Task requirements: Transcribe the records that follow in their entirety, omitting any pictures.

-- Begin Data shown --

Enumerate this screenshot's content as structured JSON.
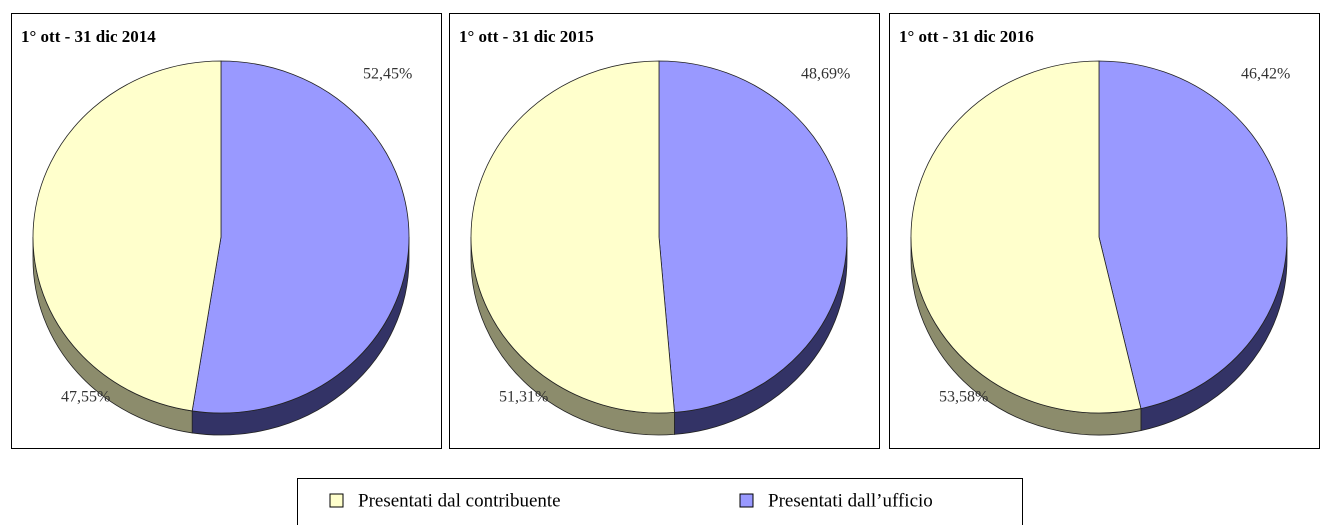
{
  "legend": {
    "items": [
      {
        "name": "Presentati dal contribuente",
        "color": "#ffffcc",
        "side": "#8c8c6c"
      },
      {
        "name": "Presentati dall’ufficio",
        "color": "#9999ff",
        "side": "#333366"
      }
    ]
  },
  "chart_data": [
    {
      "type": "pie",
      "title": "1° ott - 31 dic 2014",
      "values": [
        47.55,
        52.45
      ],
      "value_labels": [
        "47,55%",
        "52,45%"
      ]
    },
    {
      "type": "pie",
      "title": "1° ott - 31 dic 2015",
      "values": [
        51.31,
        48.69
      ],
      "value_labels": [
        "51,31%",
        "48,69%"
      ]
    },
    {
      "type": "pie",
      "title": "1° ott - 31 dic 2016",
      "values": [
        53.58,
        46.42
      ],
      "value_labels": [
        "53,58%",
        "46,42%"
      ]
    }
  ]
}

-- End Data shown --

The completed task:
Enumerate this screenshot's content as structured JSON.
{
  "legend": {
    "items": [
      {
        "name": "Presentati dal contribuente",
        "color": "#ffffcc",
        "side": "#8c8c6c"
      },
      {
        "name": "Presentati dall’ufficio",
        "color": "#9999ff",
        "side": "#333366"
      }
    ]
  },
  "chart_data": [
    {
      "type": "pie",
      "title": "1° ott - 31 dic 2014",
      "values": [
        47.55,
        52.45
      ],
      "value_labels": [
        "47,55%",
        "52,45%"
      ]
    },
    {
      "type": "pie",
      "title": "1° ott - 31 dic 2015",
      "values": [
        51.31,
        48.69
      ],
      "value_labels": [
        "51,31%",
        "48,69%"
      ]
    },
    {
      "type": "pie",
      "title": "1° ott - 31 dic 2016",
      "values": [
        53.58,
        46.42
      ],
      "value_labels": [
        "53,58%",
        "46,42%"
      ]
    }
  ]
}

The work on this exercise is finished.